YOUR GOAL >> For the records that follow, return only the count of lines containing the string "trzeci".

-- START OF INFORMATION GIVEN --

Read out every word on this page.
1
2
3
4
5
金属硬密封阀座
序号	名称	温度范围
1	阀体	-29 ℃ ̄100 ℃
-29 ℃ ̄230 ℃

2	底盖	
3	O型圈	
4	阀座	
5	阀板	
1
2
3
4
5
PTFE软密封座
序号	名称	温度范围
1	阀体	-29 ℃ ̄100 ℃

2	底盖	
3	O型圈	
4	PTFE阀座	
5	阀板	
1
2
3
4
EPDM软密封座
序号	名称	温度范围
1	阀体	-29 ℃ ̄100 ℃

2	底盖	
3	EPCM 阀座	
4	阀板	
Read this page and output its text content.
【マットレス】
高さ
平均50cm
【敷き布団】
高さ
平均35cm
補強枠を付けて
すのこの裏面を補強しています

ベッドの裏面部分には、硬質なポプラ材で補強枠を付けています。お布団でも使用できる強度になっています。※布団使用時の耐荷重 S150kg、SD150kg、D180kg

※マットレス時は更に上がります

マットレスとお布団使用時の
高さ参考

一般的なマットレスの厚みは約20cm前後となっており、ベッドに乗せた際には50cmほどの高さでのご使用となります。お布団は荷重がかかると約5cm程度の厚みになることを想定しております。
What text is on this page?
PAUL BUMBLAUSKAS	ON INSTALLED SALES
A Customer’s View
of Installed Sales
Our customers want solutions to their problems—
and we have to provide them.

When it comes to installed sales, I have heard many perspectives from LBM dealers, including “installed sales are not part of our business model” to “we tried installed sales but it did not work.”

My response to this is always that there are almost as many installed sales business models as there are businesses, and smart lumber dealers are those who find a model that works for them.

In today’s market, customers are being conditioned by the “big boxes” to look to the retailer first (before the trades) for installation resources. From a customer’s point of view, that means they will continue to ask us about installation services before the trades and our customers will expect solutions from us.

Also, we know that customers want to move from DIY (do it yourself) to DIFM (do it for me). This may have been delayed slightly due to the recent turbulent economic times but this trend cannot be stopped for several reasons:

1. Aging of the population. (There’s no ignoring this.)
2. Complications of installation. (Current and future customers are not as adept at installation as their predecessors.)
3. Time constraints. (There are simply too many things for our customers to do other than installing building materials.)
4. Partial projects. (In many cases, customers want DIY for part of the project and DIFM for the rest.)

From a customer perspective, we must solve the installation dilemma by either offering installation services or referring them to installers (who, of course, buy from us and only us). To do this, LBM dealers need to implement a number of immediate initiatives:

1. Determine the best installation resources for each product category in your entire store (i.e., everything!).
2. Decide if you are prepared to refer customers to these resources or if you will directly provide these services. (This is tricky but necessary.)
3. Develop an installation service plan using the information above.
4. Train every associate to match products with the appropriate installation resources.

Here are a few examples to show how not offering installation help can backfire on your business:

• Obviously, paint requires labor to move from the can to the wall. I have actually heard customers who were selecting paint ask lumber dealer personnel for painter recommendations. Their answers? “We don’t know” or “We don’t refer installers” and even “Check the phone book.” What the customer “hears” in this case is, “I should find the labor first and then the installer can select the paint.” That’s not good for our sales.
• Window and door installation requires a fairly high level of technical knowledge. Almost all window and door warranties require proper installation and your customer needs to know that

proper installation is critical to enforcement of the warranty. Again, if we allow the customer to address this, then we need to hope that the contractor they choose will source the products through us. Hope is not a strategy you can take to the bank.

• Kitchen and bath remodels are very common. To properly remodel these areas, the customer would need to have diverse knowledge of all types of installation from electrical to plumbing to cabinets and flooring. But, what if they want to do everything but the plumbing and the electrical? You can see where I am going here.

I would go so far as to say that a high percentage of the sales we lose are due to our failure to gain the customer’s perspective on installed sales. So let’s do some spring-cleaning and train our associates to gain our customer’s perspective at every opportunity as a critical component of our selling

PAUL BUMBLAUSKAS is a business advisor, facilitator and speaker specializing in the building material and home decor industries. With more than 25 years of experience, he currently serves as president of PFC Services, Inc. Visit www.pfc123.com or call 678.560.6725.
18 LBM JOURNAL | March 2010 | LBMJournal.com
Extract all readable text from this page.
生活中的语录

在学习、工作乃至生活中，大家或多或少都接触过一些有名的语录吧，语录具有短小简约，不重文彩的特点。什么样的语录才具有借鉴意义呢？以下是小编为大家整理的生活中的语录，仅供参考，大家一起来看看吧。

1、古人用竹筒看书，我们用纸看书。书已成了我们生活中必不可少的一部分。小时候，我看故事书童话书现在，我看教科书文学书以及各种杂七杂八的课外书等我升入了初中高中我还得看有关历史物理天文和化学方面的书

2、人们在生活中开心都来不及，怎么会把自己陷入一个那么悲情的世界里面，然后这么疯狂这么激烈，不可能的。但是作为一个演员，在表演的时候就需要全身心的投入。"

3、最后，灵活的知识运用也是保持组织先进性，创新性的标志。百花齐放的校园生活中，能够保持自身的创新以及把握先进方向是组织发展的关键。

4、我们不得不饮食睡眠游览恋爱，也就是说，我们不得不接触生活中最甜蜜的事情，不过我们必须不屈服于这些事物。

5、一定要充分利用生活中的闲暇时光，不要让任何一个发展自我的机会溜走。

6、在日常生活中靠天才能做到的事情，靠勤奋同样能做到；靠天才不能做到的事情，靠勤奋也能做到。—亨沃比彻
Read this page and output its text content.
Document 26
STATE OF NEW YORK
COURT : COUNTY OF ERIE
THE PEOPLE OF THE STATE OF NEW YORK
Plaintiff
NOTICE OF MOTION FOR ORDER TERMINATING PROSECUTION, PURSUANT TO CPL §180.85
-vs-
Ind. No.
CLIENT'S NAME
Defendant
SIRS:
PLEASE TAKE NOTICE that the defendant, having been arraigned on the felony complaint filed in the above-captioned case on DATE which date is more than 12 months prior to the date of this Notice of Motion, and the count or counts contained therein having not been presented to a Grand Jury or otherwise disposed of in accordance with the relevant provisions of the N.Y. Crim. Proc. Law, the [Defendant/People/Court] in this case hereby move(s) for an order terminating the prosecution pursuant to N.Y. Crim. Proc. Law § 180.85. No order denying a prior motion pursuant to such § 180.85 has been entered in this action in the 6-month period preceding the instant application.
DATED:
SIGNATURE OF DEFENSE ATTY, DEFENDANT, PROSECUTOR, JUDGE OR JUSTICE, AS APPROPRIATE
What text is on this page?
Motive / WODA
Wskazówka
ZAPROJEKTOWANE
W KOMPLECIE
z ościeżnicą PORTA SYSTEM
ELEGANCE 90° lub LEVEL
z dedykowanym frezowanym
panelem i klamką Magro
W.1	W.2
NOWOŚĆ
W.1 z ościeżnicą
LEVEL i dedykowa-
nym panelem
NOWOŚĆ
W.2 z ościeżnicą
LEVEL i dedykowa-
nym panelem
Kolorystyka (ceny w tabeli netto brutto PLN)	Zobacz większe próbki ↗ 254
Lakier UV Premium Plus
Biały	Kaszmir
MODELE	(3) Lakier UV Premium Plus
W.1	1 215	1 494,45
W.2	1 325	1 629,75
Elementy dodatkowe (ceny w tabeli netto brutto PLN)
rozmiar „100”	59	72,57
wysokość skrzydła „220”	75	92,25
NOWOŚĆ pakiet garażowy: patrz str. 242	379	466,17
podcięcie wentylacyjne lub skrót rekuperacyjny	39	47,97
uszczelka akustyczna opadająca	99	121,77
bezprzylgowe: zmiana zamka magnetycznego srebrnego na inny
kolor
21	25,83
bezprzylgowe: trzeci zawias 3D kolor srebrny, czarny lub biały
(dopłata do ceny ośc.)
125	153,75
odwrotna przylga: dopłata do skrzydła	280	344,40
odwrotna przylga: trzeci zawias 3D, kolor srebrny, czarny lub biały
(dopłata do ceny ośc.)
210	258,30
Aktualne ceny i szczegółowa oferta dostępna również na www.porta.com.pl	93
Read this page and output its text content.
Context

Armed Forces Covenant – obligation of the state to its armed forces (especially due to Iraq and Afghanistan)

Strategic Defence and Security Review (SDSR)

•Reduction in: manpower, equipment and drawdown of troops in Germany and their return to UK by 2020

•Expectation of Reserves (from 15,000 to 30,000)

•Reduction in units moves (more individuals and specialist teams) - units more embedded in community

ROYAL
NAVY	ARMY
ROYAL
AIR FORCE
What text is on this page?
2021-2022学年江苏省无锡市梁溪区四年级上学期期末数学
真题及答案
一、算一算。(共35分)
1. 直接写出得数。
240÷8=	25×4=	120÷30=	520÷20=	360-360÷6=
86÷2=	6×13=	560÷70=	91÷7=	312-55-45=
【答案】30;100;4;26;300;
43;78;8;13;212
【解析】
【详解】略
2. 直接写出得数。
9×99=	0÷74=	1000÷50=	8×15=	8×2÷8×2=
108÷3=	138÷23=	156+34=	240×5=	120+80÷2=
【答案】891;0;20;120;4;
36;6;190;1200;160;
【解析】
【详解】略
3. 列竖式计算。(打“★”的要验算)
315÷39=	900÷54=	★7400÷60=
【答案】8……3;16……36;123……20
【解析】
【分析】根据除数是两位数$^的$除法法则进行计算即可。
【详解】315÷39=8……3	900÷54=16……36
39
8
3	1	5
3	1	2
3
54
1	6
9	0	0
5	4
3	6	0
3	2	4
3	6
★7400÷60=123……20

-- END OF INFORMATION GIVEN --

COMPLETED TASK >> 2